** start Data for this exercise **

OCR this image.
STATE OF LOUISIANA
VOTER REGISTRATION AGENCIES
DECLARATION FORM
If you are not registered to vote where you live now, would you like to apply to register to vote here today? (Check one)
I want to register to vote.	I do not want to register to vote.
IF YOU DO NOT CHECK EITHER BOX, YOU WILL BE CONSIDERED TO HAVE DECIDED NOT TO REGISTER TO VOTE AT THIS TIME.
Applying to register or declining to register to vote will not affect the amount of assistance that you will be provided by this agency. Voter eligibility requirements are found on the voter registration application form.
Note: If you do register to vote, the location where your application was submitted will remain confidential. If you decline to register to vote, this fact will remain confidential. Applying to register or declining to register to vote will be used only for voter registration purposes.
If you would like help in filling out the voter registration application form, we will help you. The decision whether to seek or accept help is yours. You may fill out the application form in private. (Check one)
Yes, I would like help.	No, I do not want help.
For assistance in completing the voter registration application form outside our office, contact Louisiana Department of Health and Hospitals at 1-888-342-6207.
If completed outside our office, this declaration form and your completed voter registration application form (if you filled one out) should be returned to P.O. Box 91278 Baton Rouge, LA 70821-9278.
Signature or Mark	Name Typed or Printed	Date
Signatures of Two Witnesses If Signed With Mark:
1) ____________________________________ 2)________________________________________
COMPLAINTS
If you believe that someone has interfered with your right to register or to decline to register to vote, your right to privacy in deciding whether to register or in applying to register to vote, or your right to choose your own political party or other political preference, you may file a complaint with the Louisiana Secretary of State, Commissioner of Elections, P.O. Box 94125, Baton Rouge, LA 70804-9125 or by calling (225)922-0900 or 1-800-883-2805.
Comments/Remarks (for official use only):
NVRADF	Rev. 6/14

** end Data for this exercise **
** start Data for this exercise **

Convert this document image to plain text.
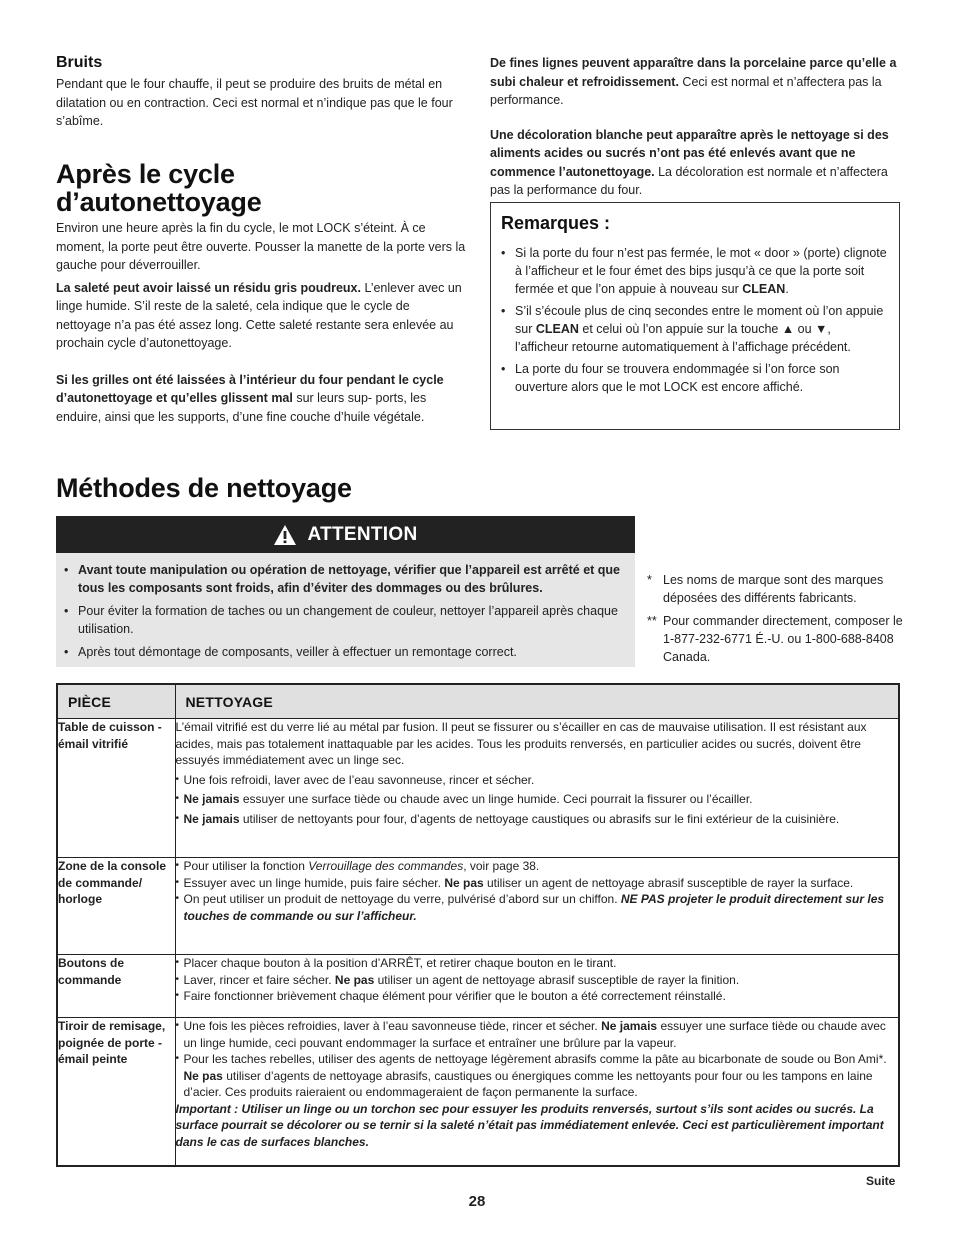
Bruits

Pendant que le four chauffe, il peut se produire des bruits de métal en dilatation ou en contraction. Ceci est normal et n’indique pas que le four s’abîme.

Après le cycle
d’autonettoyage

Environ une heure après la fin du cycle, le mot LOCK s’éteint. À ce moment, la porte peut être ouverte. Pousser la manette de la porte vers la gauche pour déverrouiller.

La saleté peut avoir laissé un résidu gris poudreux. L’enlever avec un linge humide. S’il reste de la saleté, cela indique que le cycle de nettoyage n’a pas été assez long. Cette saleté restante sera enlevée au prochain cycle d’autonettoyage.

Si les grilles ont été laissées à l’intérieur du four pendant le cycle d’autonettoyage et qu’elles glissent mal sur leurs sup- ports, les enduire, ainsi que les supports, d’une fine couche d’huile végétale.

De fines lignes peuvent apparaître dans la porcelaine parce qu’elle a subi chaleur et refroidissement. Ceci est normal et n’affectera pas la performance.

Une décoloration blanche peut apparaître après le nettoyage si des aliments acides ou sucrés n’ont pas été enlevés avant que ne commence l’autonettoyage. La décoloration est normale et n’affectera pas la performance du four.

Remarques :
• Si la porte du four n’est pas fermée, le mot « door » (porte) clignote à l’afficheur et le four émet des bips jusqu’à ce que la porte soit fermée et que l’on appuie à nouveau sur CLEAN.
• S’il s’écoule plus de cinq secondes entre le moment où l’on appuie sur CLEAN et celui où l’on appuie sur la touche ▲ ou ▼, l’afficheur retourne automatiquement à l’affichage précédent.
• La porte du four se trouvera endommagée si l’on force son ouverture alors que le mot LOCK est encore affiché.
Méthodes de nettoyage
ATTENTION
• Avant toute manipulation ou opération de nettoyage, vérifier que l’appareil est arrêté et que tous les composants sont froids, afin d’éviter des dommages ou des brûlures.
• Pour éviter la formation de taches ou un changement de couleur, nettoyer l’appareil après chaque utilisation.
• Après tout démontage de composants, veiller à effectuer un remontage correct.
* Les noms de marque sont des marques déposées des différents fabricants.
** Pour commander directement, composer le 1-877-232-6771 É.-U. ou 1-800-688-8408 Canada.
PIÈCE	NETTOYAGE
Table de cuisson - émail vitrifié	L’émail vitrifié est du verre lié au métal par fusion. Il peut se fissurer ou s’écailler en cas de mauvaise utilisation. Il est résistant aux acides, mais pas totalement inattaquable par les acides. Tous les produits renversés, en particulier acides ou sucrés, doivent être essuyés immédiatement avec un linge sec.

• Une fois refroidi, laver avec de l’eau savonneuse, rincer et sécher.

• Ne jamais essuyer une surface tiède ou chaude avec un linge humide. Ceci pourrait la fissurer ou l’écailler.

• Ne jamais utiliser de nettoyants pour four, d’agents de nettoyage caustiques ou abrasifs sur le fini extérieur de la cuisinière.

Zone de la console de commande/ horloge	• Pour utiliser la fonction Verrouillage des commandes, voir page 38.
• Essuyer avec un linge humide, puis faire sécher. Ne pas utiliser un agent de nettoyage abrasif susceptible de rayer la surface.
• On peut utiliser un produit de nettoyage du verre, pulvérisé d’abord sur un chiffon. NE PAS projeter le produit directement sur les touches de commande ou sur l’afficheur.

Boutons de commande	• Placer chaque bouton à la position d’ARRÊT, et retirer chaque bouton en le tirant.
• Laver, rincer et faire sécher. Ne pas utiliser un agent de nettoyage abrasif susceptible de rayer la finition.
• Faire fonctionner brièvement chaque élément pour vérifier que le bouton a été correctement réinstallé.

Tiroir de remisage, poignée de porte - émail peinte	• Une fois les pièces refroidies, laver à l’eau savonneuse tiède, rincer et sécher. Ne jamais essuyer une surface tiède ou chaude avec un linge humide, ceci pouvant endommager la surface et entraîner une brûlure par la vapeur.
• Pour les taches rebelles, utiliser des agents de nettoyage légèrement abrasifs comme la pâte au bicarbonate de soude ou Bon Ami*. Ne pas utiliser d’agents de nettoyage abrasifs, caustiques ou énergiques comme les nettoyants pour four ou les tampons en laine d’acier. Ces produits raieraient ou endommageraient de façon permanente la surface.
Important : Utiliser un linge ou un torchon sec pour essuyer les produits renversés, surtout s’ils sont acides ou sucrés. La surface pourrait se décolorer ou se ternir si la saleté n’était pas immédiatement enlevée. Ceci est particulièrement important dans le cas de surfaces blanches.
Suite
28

** end Data for this exercise **

Exercise requirements :: Count how many lines of the listing above include "want" and report that number alone.

Exercise answer :: 2